§ **Required task**
Count only the lines of the records that hold "type", then give the number without any other words.

§ **Data records**
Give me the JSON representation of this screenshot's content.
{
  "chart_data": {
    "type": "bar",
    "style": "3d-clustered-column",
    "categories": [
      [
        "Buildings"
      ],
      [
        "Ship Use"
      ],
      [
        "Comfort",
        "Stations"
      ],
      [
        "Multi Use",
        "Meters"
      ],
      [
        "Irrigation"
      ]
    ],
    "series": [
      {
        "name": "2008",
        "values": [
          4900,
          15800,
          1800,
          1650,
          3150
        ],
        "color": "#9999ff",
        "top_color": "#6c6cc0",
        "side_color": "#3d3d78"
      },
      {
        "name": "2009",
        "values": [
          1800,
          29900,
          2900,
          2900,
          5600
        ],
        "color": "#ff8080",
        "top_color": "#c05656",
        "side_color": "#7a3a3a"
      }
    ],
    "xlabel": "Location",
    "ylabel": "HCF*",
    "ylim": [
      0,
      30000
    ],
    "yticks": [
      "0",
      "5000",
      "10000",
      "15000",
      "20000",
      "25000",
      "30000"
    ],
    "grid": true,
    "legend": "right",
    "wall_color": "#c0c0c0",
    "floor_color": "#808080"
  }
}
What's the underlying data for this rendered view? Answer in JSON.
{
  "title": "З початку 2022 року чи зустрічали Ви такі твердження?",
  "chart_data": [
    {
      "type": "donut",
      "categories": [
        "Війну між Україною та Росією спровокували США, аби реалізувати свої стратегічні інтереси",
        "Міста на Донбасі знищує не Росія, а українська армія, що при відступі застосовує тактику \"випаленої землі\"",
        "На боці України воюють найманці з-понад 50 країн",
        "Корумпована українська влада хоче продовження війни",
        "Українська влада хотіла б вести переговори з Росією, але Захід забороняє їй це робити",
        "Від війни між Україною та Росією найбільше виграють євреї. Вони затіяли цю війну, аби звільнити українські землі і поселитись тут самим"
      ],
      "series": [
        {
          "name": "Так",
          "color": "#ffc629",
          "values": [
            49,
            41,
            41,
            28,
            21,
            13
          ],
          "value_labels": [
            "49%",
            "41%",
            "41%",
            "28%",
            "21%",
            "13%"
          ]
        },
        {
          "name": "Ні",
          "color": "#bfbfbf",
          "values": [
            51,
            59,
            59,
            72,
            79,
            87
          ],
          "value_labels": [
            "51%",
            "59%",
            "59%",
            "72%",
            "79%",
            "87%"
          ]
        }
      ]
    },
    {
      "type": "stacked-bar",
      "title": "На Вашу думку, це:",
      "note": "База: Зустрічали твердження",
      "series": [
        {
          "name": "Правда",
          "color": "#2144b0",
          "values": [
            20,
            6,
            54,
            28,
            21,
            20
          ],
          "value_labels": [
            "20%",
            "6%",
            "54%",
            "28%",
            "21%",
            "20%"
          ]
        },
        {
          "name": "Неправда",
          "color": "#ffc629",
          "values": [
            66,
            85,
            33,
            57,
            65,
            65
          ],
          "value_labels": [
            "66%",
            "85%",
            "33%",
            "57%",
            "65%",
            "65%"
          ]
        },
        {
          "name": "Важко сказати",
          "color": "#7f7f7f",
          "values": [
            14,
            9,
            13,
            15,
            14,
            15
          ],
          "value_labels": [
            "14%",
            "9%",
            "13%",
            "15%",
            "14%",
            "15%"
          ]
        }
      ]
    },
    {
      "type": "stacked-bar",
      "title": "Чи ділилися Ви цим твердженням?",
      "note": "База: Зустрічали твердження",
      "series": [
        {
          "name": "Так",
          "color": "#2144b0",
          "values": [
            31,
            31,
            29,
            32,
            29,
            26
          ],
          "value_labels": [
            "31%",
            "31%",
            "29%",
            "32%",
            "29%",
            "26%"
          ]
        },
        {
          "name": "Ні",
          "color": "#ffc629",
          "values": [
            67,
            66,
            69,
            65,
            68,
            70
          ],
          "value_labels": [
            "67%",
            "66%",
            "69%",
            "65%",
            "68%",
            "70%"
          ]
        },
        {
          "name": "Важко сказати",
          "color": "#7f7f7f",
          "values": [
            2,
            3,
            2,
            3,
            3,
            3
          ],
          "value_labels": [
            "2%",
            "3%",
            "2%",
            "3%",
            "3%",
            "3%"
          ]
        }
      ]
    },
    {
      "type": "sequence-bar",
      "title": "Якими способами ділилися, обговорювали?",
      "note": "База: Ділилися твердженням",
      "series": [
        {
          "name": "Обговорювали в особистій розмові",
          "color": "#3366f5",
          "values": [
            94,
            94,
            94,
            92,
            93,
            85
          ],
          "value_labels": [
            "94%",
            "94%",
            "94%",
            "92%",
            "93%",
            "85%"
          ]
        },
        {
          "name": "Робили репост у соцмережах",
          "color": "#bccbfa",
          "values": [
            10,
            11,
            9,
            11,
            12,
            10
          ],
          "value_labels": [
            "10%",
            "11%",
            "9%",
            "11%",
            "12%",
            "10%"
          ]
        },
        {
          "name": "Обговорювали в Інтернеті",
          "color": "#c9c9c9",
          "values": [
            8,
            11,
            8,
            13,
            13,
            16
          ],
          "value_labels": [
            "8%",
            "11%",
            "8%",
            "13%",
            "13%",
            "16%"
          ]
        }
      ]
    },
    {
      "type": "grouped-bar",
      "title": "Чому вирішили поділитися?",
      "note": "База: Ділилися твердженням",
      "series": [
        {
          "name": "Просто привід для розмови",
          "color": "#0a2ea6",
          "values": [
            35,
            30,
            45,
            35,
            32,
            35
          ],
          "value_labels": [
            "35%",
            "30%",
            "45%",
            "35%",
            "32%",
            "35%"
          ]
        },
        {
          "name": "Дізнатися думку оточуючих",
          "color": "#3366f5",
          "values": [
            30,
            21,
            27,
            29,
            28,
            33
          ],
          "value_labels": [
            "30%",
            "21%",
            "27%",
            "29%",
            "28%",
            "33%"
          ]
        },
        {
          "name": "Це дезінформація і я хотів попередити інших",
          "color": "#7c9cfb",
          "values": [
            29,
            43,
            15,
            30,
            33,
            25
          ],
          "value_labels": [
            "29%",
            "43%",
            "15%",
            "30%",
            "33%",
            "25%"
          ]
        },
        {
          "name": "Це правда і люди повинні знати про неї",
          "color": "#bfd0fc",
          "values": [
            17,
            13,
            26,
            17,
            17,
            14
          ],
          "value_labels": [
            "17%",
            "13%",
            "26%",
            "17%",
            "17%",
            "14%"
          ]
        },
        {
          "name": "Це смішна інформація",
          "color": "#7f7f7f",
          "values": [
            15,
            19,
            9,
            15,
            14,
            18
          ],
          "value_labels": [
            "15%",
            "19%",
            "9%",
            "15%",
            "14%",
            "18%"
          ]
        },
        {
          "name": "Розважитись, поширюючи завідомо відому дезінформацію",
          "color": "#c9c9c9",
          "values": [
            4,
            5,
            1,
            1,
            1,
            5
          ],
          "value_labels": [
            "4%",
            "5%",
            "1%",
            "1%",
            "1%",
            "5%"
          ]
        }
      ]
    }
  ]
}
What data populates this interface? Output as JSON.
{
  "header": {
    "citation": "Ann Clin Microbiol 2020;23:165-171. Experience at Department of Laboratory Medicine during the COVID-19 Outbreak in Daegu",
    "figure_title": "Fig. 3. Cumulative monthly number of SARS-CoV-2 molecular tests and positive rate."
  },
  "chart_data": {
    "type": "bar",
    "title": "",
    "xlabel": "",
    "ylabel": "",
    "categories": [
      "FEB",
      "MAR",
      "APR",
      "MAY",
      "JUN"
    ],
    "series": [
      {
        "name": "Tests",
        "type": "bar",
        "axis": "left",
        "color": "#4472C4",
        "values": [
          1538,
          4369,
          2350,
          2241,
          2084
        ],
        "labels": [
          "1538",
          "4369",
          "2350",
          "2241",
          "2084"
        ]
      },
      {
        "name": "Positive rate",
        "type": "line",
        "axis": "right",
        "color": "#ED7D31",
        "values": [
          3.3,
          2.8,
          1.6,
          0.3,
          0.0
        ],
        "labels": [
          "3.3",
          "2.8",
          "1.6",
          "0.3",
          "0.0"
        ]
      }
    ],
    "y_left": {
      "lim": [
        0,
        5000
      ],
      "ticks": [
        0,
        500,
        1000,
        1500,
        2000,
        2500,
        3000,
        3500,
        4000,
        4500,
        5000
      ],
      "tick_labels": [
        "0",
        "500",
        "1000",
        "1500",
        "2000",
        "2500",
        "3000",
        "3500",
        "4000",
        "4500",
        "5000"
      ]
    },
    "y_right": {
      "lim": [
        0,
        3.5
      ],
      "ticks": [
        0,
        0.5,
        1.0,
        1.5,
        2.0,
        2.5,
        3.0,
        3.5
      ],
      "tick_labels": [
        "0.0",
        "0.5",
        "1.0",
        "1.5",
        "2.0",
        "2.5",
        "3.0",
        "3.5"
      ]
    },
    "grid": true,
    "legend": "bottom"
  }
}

§ **Exercise solution**
9